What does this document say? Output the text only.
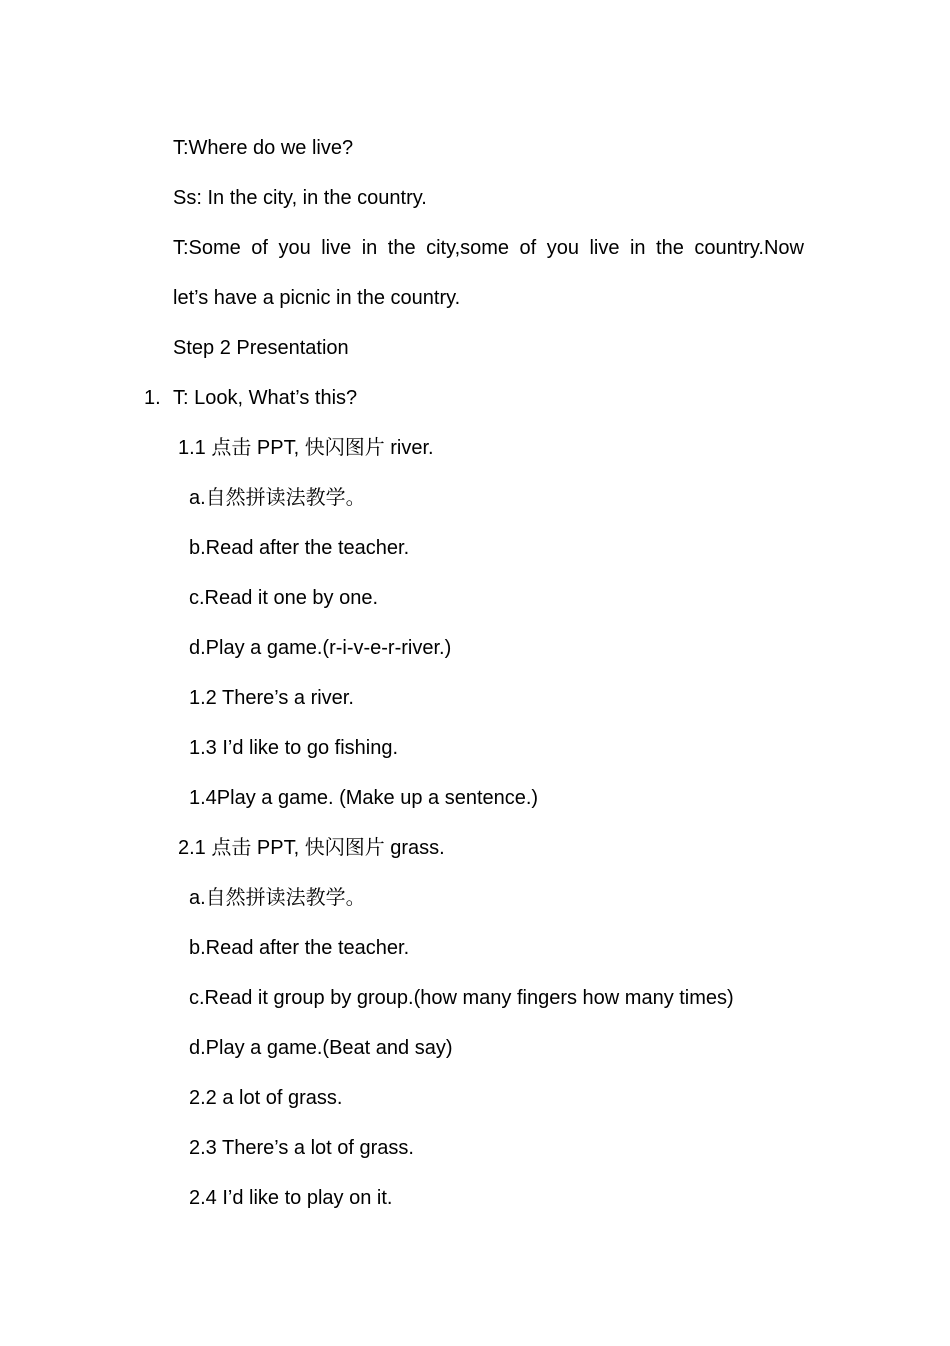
T:Where do we live?
Ss: In the city, in the country.
T:Some of you live in the city,some of you live in the country.Now
let’s have a picnic in the country.
Step 2 Presentation
1. T: Look, What’s this?
1.1 点击 PPT, 快闪图片 river.
a.自然拼读法教学。
b.Read after the teacher.
c.Read it one by one.
d.Play a game.(r-i-v-e-r-river.)
1.2 There’s a river.
1.3 I’d like to go fishing.
1.4Play a game. (Make up a sentence.)
2.1 点击 PPT, 快闪图片 grass.
a.自然拼读法教学。
b.Read after the teacher.
c.Read it group by group.(how many fingers how many times)
d.Play a game.(Beat and say)
2.2 a lot of grass.
2.3 There’s a lot of grass.
2.4 I’d like to play on it.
◇ ◇ ◇ ◇
◆ **Your instructions**:
Print every entry above again without changing a word, and omit the pictures.

◆ **Result for this exercise**:
What does this document say? Output the text only.
T:Where do we live?
Ss: In the city, in the country.
T:Some of you live in the city,some of you live in the country.Now
let’s have a picnic in the country.
Step 2 Presentation
1. T: Look, What’s this?
1.1 点击 PPT, 快闪图片 river.
a.自然拼读法教学。
b.Read after the teacher.
c.Read it one by one.
d.Play a game.(r-i-v-e-r-river.)
1.2 There’s a river.
1.3 I’d like to go fishing.
1.4Play a game. (Make up a sentence.)
2.1 点击 PPT, 快闪图片 grass.
a.自然拼读法教学。
b.Read after the teacher.
c.Read it group by group.(how many fingers how many times)
d.Play a game.(Beat and say)
2.2 a lot of grass.
2.3 There’s a lot of grass.
2.4 I’d like to play on it.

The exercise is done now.